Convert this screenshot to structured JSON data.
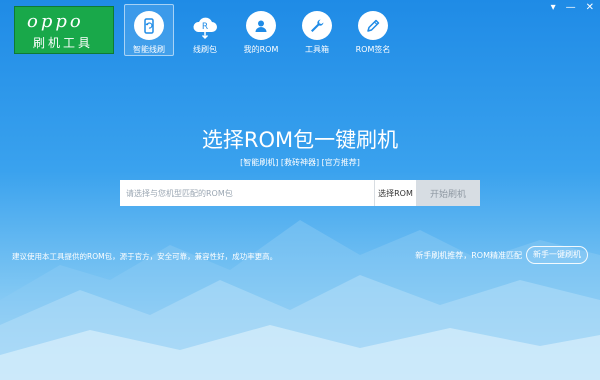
{
  "logo": {
    "brand": "oppo",
    "subtitle": "刷机工具"
  },
  "nav": {
    "items": [
      {
        "label": "智能线刷",
        "icon": "phone-refresh-icon",
        "active": true
      },
      {
        "label": "线刷包",
        "icon": "rom-cloud-download-icon",
        "active": false
      },
      {
        "label": "我的ROM",
        "icon": "user-icon",
        "active": false
      },
      {
        "label": "工具箱",
        "icon": "wrench-icon",
        "active": false
      },
      {
        "label": "ROM签名",
        "icon": "pen-icon",
        "active": false
      }
    ]
  },
  "window_controls": {
    "menu": "▾",
    "minimize": "—",
    "close": "✕"
  },
  "main": {
    "headline": "选择ROM包一键刷机",
    "subline": "[智能刷机] [救砖神器] [官方推荐]",
    "search": {
      "placeholder": "请选择与您机型匹配的ROM包",
      "value": ""
    },
    "select_rom_label": "选择ROM",
    "start_label": "开始刷机"
  },
  "footer": {
    "left_text": "建议使用本工具提供的ROM包，源于官方，安全可靠，兼容性好，成功率更高。",
    "right_text": "新手刷机推荐，ROM精准匹配",
    "novice_label": "新手一键刷机"
  },
  "colors": {
    "logo_green": "#19a84a",
    "sky_top": "#1f8be6",
    "sky_bottom": "#b9e0f8",
    "start_disabled": "#d7dde3"
  }
}
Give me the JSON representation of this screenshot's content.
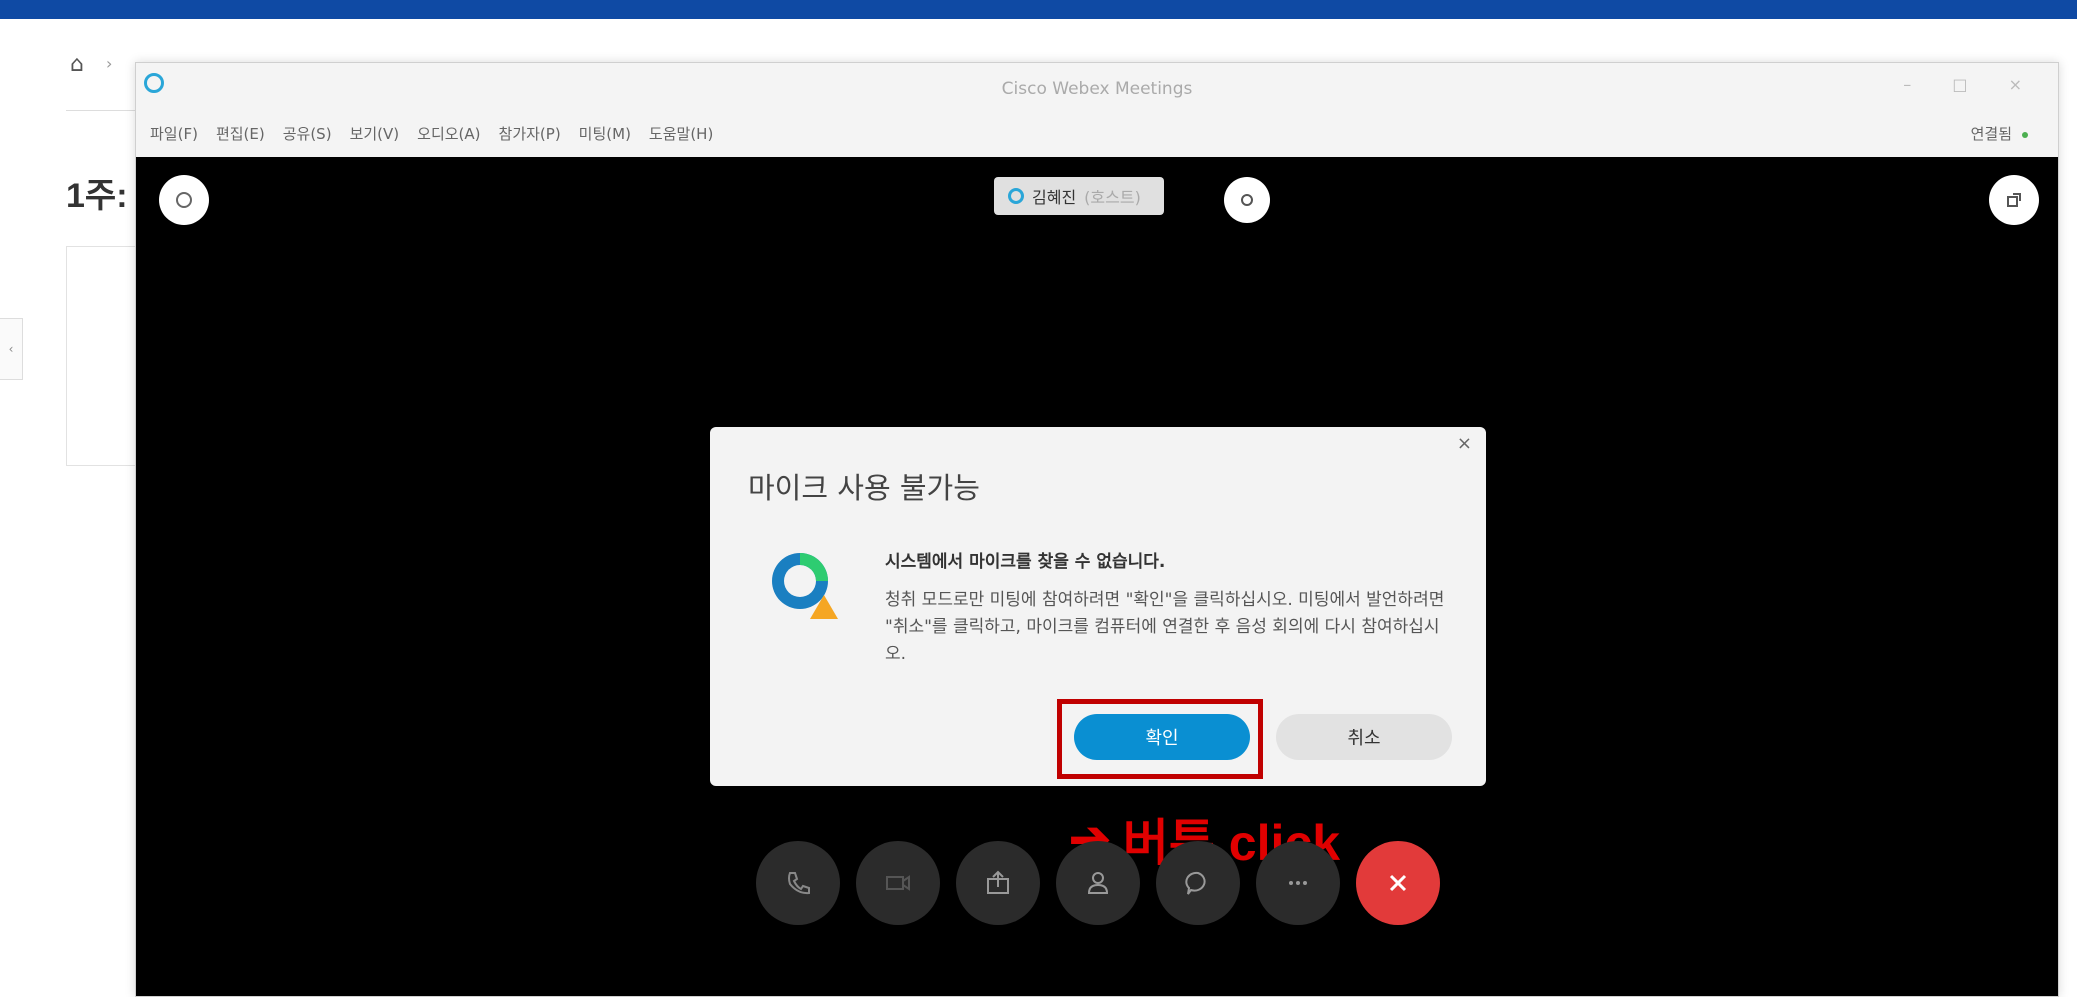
{
  "background_page": {
    "heading": "1주:",
    "side_toggle": "‹"
  },
  "window": {
    "title": "Cisco Webex Meetings",
    "controls": "– □ ×",
    "menu": [
      "파일(F)",
      "편집(E)",
      "공유(S)",
      "보기(V)",
      "오디오(A)",
      "참가자(P)",
      "미팅(M)",
      "도움말(H)"
    ],
    "connection": "연결됨"
  },
  "presenter": {
    "name": "김혜진",
    "role": "(호스트)"
  },
  "dialog": {
    "title": "마이크 사용 불가능",
    "message_title": "시스템에서 마이크를 찾을 수 없습니다.",
    "message_body": "청취 모드로만 미팅에 참여하려면 \"확인\"을 클릭하십시오. 미팅에서 발언하려면 \"취소\"를 클릭하고, 마이크를 컴퓨터에 연결한 후 음성 회의에 다시 참여하십시오.",
    "ok_label": "확인",
    "cancel_label": "취소",
    "close": "×"
  },
  "annotation": {
    "arrow": "➔",
    "text": "버튼 click",
    "color": "#e00000"
  },
  "controls": [
    {
      "name": "audio-button",
      "icon": "phone-icon"
    },
    {
      "name": "video-button",
      "icon": "camera-icon"
    },
    {
      "name": "share-button",
      "icon": "share-icon"
    },
    {
      "name": "participants-button",
      "icon": "participants-icon"
    },
    {
      "name": "chat-button",
      "icon": "chat-icon"
    },
    {
      "name": "more-button",
      "icon": "more-icon"
    },
    {
      "name": "leave-button",
      "icon": "close-icon"
    }
  ],
  "colors": {
    "top_bar": "#0f4aa4",
    "ok_button": "#0a8fd2",
    "highlight": "#c00000",
    "leave_button": "#e23a3a"
  }
}
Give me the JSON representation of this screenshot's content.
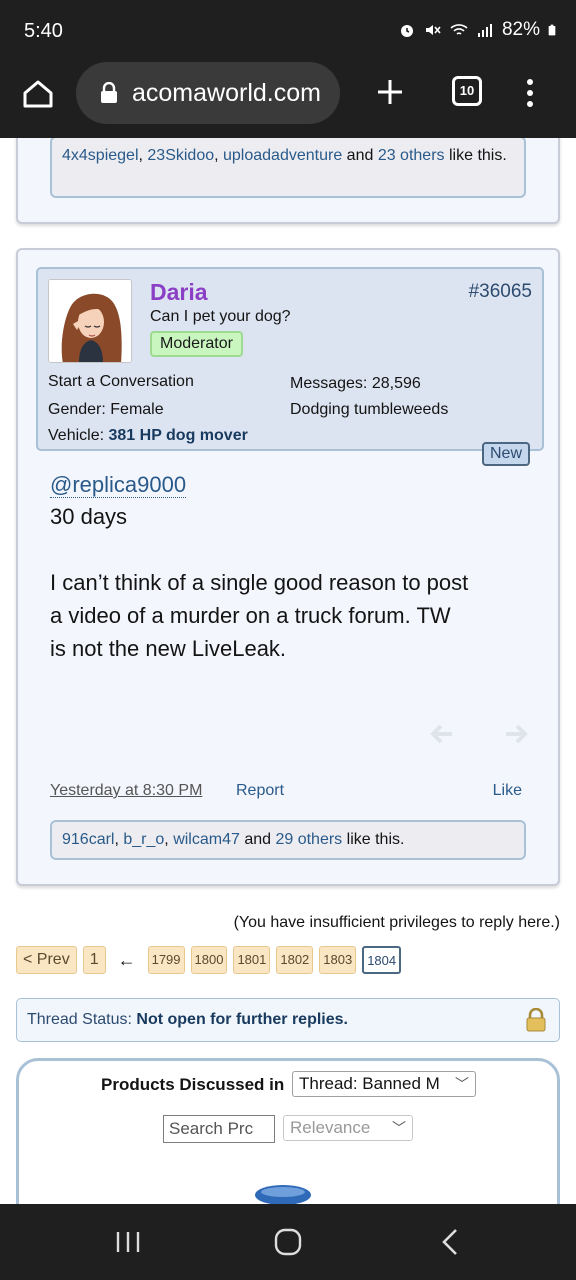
{
  "status_bar": {
    "time": "5:40",
    "battery": "82%"
  },
  "browser": {
    "url": "acomaworld.com",
    "tab_count": "10"
  },
  "prev_post": {
    "likers": [
      "4x4spiegel",
      "23Skidoo",
      "uploadadventure"
    ],
    "others": "23 others",
    "suffix": "like this."
  },
  "post": {
    "username": "Daria",
    "user_title": "Can I pet your dog?",
    "role_badge": "Moderator",
    "post_number": "#36065",
    "start_conversation": "Start a Conversation",
    "gender_label": "Gender:",
    "gender_value": "Female",
    "vehicle_label": "Vehicle:",
    "vehicle_value": "381 HP dog mover",
    "messages_label": "Messages:",
    "messages_value": "28,596",
    "location": "Dodging tumbleweeds",
    "new_badge": "New",
    "mention": "@replica9000",
    "line1": "30 days",
    "body": "I can’t think of a single good reason to post a video of a murder on a truck forum. TW is not the new LiveLeak.",
    "timestamp": "Yesterday at 8:30 PM",
    "report": "Report",
    "like": "Like",
    "likers": [
      "916carl",
      "b_r_o",
      "wilcam47"
    ],
    "others": "29 others",
    "suffix": "like this."
  },
  "no_reply_notice": "(You have insufficient privileges to reply here.)",
  "pagination": {
    "prev": "< Prev",
    "first": "1",
    "pages": [
      "1799",
      "1800",
      "1801",
      "1802",
      "1803"
    ],
    "current": "1804"
  },
  "thread_status": {
    "label": "Thread Status:",
    "value": "Not open for further replies."
  },
  "products": {
    "title": "Products Discussed in",
    "scope_select": "Thread: Banned M",
    "search_placeholder": "Search Prc",
    "sort_select": "Relevance"
  },
  "colors": {
    "username": "#8b3fc4",
    "link": "#2a5a8a",
    "moderator_badge": "#c9f5bf",
    "page_button": "#fbe6c3"
  }
}
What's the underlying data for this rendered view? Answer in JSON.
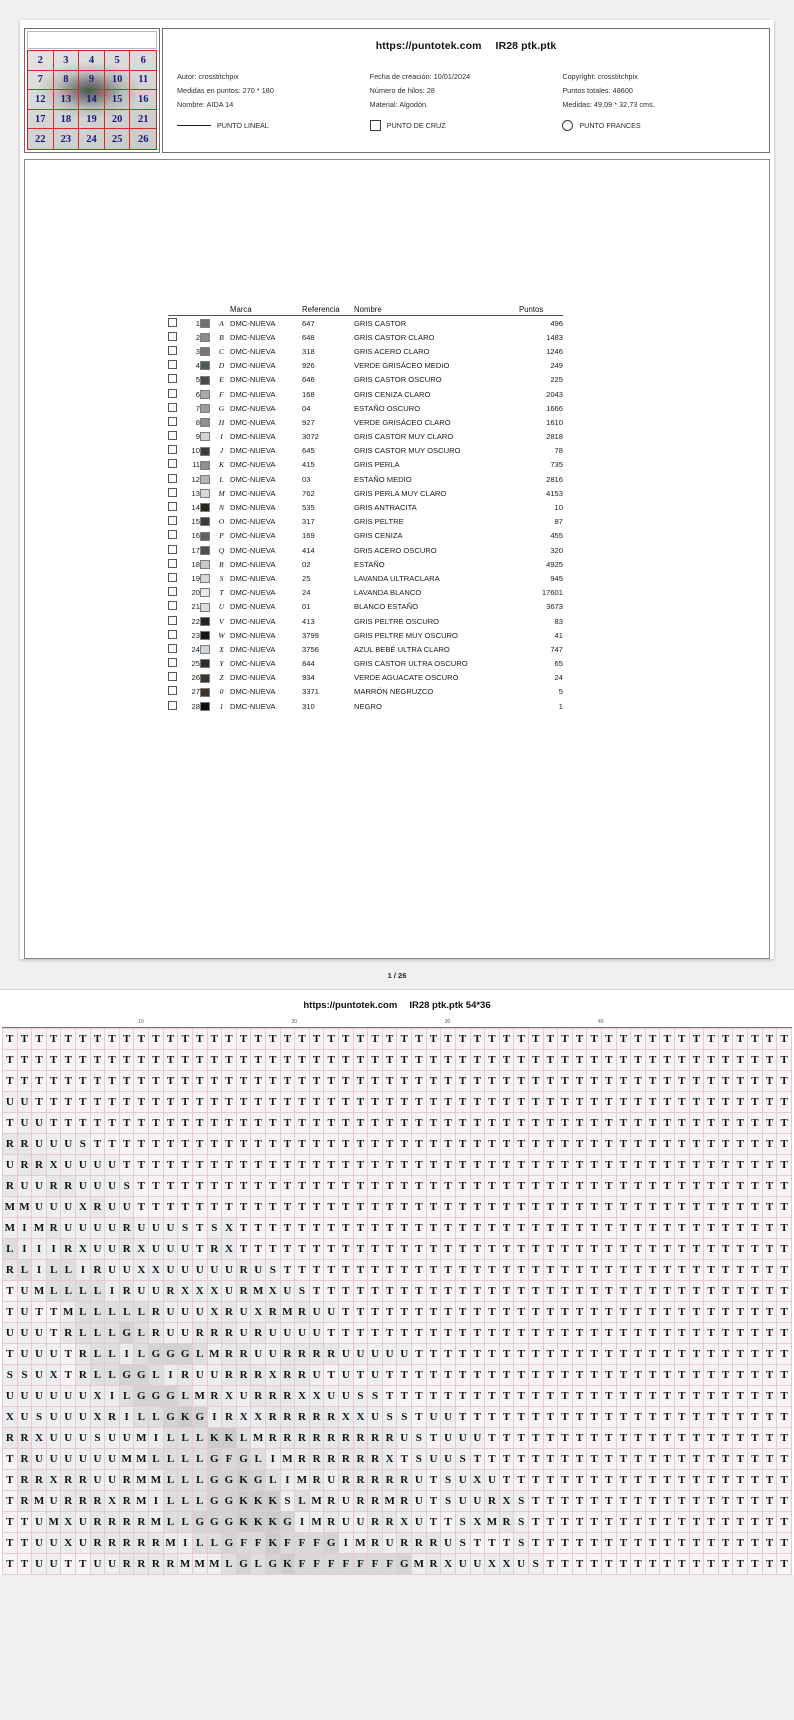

----------------

What the task asks
Show every line where the string "phone" appears.

Answer to the problem
        "icon": "phone-refresh-icon",
      "icon": "phone-icon"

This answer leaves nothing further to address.